* [Exercise objective]: All entries must be repeated exactly; do not include the pictures.
### Input data
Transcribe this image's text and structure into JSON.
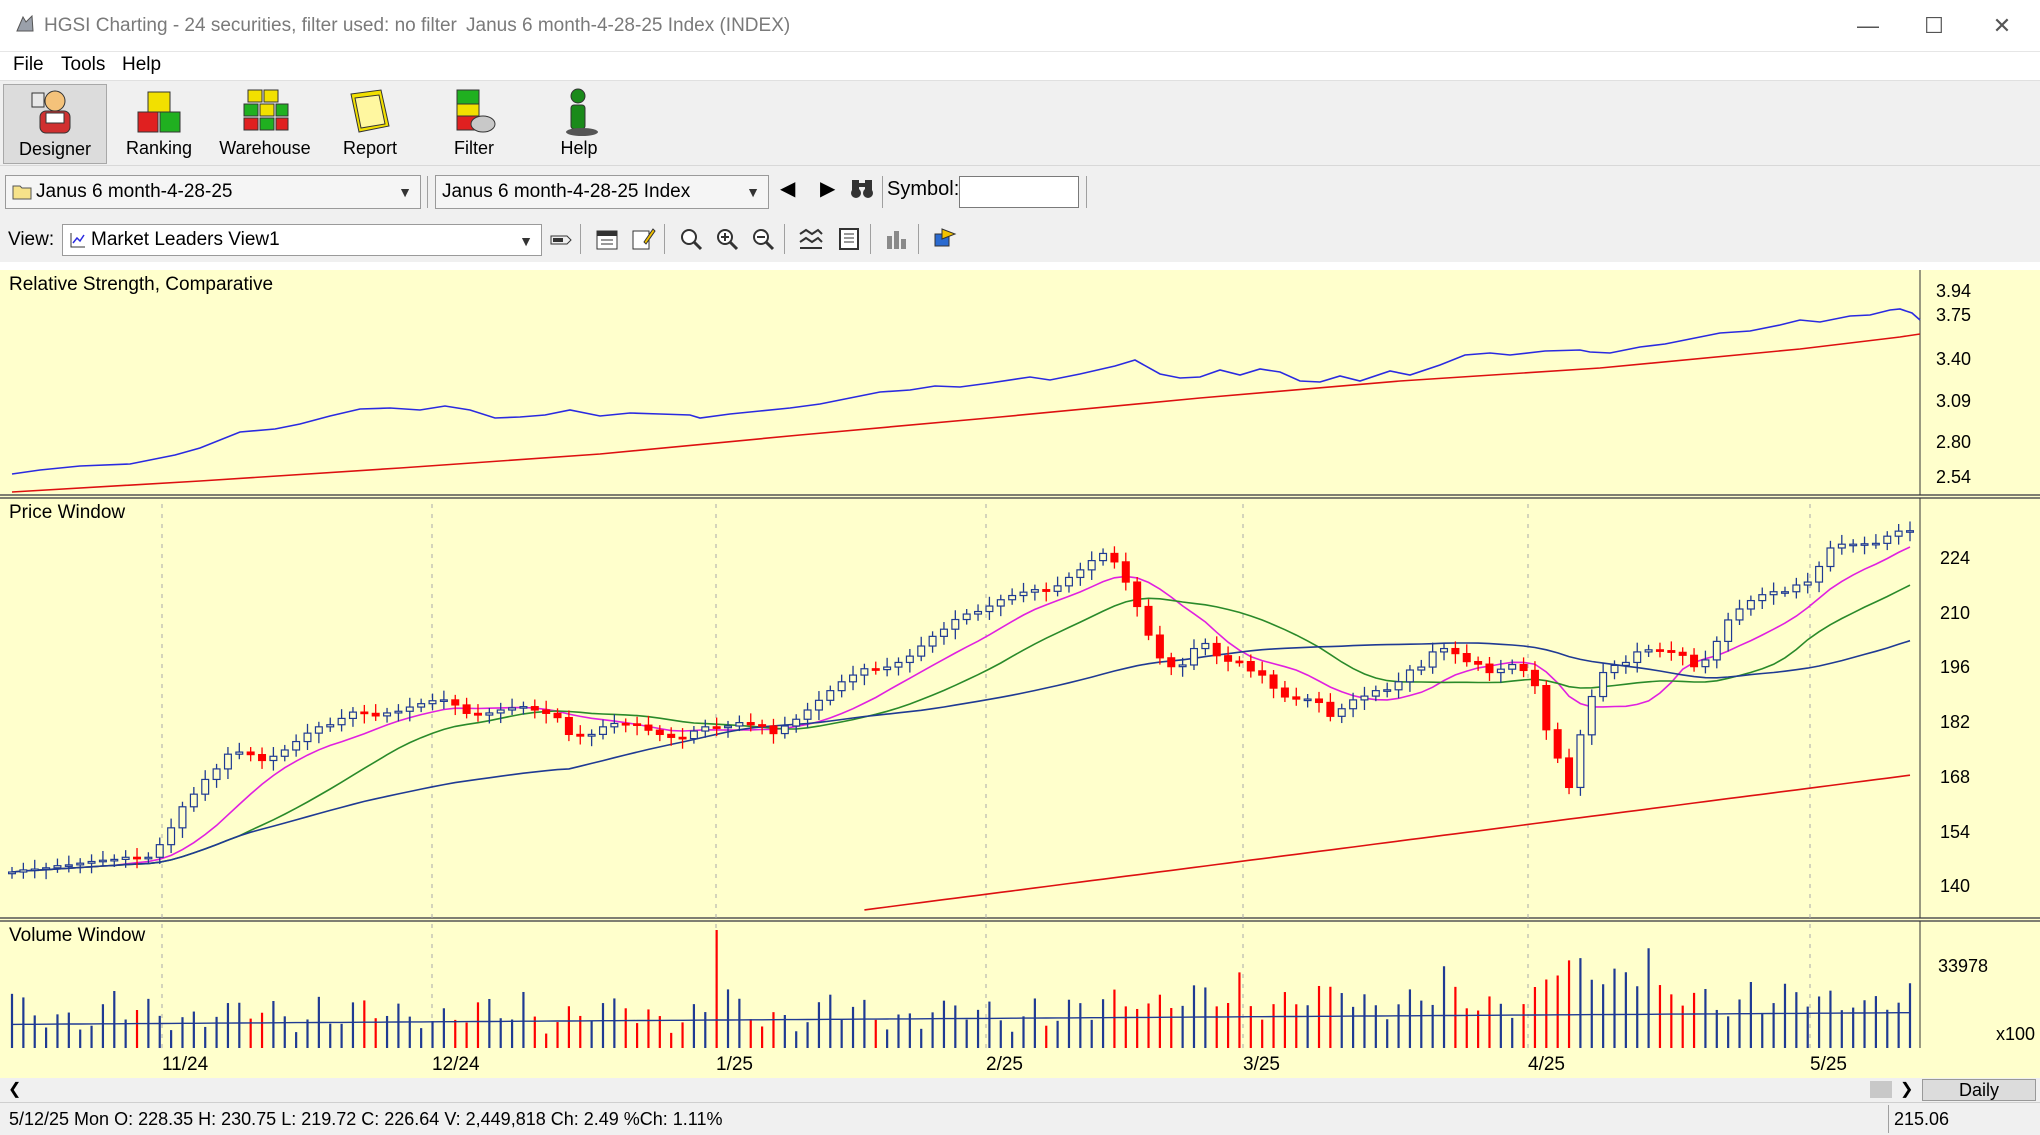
{
  "window": {
    "title": "HGSI Charting - 24 securities, filter used: no filter",
    "subtitle": "Janus 6 month-4-28-25 Index (INDEX)",
    "minimize": "—",
    "maximize": "☐",
    "close": "✕"
  },
  "menu": {
    "file": "File",
    "tools": "Tools",
    "help": "Help"
  },
  "toolbar": {
    "designer": "Designer",
    "ranking": "Ranking",
    "warehouse": "Warehouse",
    "report": "Report",
    "filter": "Filter",
    "help": "Help"
  },
  "selectors": {
    "list_value": "Janus 6 month-4-28-25",
    "security_value": "Janus 6 month-4-28-25 Index",
    "symbol_label": "Symbol:",
    "symbol_value": ""
  },
  "view": {
    "label": "View:",
    "value": "Market Leaders View1"
  },
  "panes": {
    "rs_title": "Relative Strength, Comparative",
    "price_title": "Price Window",
    "volume_title": "Volume Window"
  },
  "rs_axis": [
    "3.94",
    "3.75",
    "3.40",
    "3.09",
    "2.80",
    "2.54"
  ],
  "price_axis": [
    "224",
    "210",
    "196",
    "182",
    "168",
    "154",
    "140"
  ],
  "volume_axis": {
    "tick": "33978",
    "multiplier": "x100"
  },
  "x_axis": [
    "11/24",
    "12/24",
    "1/25",
    "2/25",
    "3/25",
    "4/25",
    "5/25"
  ],
  "period": "Daily",
  "status": {
    "bar_info": "5/12/25 Mon O: 228.35 H: 230.75 L: 219.72 C: 226.64 V: 2,449,818 Ch: 2.49 %Ch: 1.11%",
    "cursor_value": "215.06"
  },
  "colors": {
    "chart_bg": "#ffffcc",
    "up_candle": "#1f3a93",
    "down_candle": "#ff0000",
    "rs_line": "#2a2ae0",
    "ma_short": "#e020e0",
    "ma_mid": "#2a8a2a",
    "ma_long_blue": "#1f3a93",
    "ma_long_red": "#dd1010"
  },
  "chart_data": {
    "type": "candlestick",
    "price_range": [
      136,
      232
    ],
    "closes": [
      145.5,
      146,
      146.2,
      146.5,
      147,
      147.2,
      147.6,
      148,
      148.3,
      148.5,
      149,
      148.8,
      149,
      152,
      156,
      161,
      164,
      167.5,
      170,
      173.5,
      174,
      173.4,
      172,
      173,
      174.5,
      176.5,
      178.5,
      180,
      180.5,
      182,
      183.5,
      183.2,
      182.6,
      183.3,
      183.7,
      184.7,
      185.5,
      186.2,
      186.4,
      185.2,
      183.2,
      182.8,
      183.3,
      184,
      184.5,
      184.8,
      184,
      183.2,
      182.2,
      178.2,
      177.8,
      178.2,
      180,
      180.8,
      180.7,
      180.4,
      179.2,
      178.2,
      177.5,
      177.2,
      179,
      180,
      179.8,
      180.2,
      181,
      180.5,
      180.2,
      178.4,
      180.2,
      181.8,
      184,
      186.3,
      188.6,
      190.7,
      192.3,
      193.8,
      193.6,
      194.2,
      195.3,
      196.8,
      199.2,
      201.5,
      203.2,
      205.5,
      206.8,
      207.4,
      208.7,
      210.2,
      211.2,
      212,
      212.6,
      212.2,
      213.5,
      215.5,
      217.3,
      219.5,
      221.2,
      219.2,
      214.4,
      208.6,
      201.8,
      196.4,
      194.3,
      194.7,
      198.6,
      199.8,
      196.9,
      195.6,
      195.5,
      193.3,
      192.3,
      189.2,
      187.1,
      186.6,
      186.6,
      185.8,
      182.5,
      184.3,
      186.4,
      187.3,
      188.6,
      188.8,
      190.7,
      193.5,
      194.2,
      197.8,
      198.6,
      197.4,
      195.5,
      194.9,
      192.9,
      193.7,
      194.8,
      193.4,
      189.8,
      179.3,
      172.6,
      165.6,
      178.1,
      187.2,
      192.9,
      194.6,
      195.3,
      197.8,
      198.3,
      198.1,
      197.7,
      197,
      194.3,
      195.9,
      200.3,
      205.4,
      208,
      210,
      211.4,
      212.1,
      212.1,
      213.7,
      214.4,
      218.1,
      222.5,
      223.4,
      223.4,
      223.5,
      223.6,
      225.3,
      226.5,
      226.6
    ]
  }
}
######
* [Result of the exercise]:
Transcribe this image's text and structure into JSON.
{
  "window": {
    "title": "HGSI Charting - 24 securities, filter used: no filter",
    "subtitle": "Janus 6 month-4-28-25 Index (INDEX)",
    "minimize": "—",
    "maximize": "☐",
    "close": "✕"
  },
  "menu": {
    "file": "File",
    "tools": "Tools",
    "help": "Help"
  },
  "toolbar": {
    "designer": "Designer",
    "ranking": "Ranking",
    "warehouse": "Warehouse",
    "report": "Report",
    "filter": "Filter",
    "help": "Help"
  },
  "selectors": {
    "list_value": "Janus 6 month-4-28-25",
    "security_value": "Janus 6 month-4-28-25 Index",
    "symbol_label": "Symbol:",
    "symbol_value": ""
  },
  "view": {
    "label": "View:",
    "value": "Market Leaders View1"
  },
  "panes": {
    "rs_title": "Relative Strength, Comparative",
    "price_title": "Price Window",
    "volume_title": "Volume Window"
  },
  "rs_axis": [
    "3.94",
    "3.75",
    "3.40",
    "3.09",
    "2.80",
    "2.54"
  ],
  "price_axis": [
    "224",
    "210",
    "196",
    "182",
    "168",
    "154",
    "140"
  ],
  "volume_axis": {
    "tick": "33978",
    "multiplier": "x100"
  },
  "x_axis": [
    "11/24",
    "12/24",
    "1/25",
    "2/25",
    "3/25",
    "4/25",
    "5/25"
  ],
  "period": "Daily",
  "status": {
    "bar_info": "5/12/25 Mon O: 228.35 H: 230.75 L: 219.72 C: 226.64 V: 2,449,818 Ch: 2.49 %Ch: 1.11%",
    "cursor_value": "215.06"
  },
  "colors": {
    "chart_bg": "#ffffcc",
    "up_candle": "#1f3a93",
    "down_candle": "#ff0000",
    "rs_line": "#2a2ae0",
    "ma_short": "#e020e0",
    "ma_mid": "#2a8a2a",
    "ma_long_blue": "#1f3a93",
    "ma_long_red": "#dd1010"
  },
  "chart_data": {
    "type": "candlestick",
    "price_range": [
      136,
      232
    ],
    "closes": [
      145.5,
      146,
      146.2,
      146.5,
      147,
      147.2,
      147.6,
      148,
      148.3,
      148.5,
      149,
      148.8,
      149,
      152,
      156,
      161,
      164,
      167.5,
      170,
      173.5,
      174,
      173.4,
      172,
      173,
      174.5,
      176.5,
      178.5,
      180,
      180.5,
      182,
      183.5,
      183.2,
      182.6,
      183.3,
      183.7,
      184.7,
      185.5,
      186.2,
      186.4,
      185.2,
      183.2,
      182.8,
      183.3,
      184,
      184.5,
      184.8,
      184,
      183.2,
      182.2,
      178.2,
      177.8,
      178.2,
      180,
      180.8,
      180.7,
      180.4,
      179.2,
      178.2,
      177.5,
      177.2,
      179,
      180,
      179.8,
      180.2,
      181,
      180.5,
      180.2,
      178.4,
      180.2,
      181.8,
      184,
      186.3,
      188.6,
      190.7,
      192.3,
      193.8,
      193.6,
      194.2,
      195.3,
      196.8,
      199.2,
      201.5,
      203.2,
      205.5,
      206.8,
      207.4,
      208.7,
      210.2,
      211.2,
      212,
      212.6,
      212.2,
      213.5,
      215.5,
      217.3,
      219.5,
      221.2,
      219.2,
      214.4,
      208.6,
      201.8,
      196.4,
      194.3,
      194.7,
      198.6,
      199.8,
      196.9,
      195.6,
      195.5,
      193.3,
      192.3,
      189.2,
      187.1,
      186.6,
      186.6,
      185.8,
      182.5,
      184.3,
      186.4,
      187.3,
      188.6,
      188.8,
      190.7,
      193.5,
      194.2,
      197.8,
      198.6,
      197.4,
      195.5,
      194.9,
      192.9,
      193.7,
      194.8,
      193.4,
      189.8,
      179.3,
      172.6,
      165.6,
      178.1,
      187.2,
      192.9,
      194.6,
      195.3,
      197.8,
      198.3,
      198.1,
      197.7,
      197,
      194.3,
      195.9,
      200.3,
      205.4,
      208,
      210,
      211.4,
      212.1,
      212.1,
      213.7,
      214.4,
      218.1,
      222.5,
      223.4,
      223.4,
      223.5,
      223.6,
      225.3,
      226.5,
      226.6
    ]
  }
}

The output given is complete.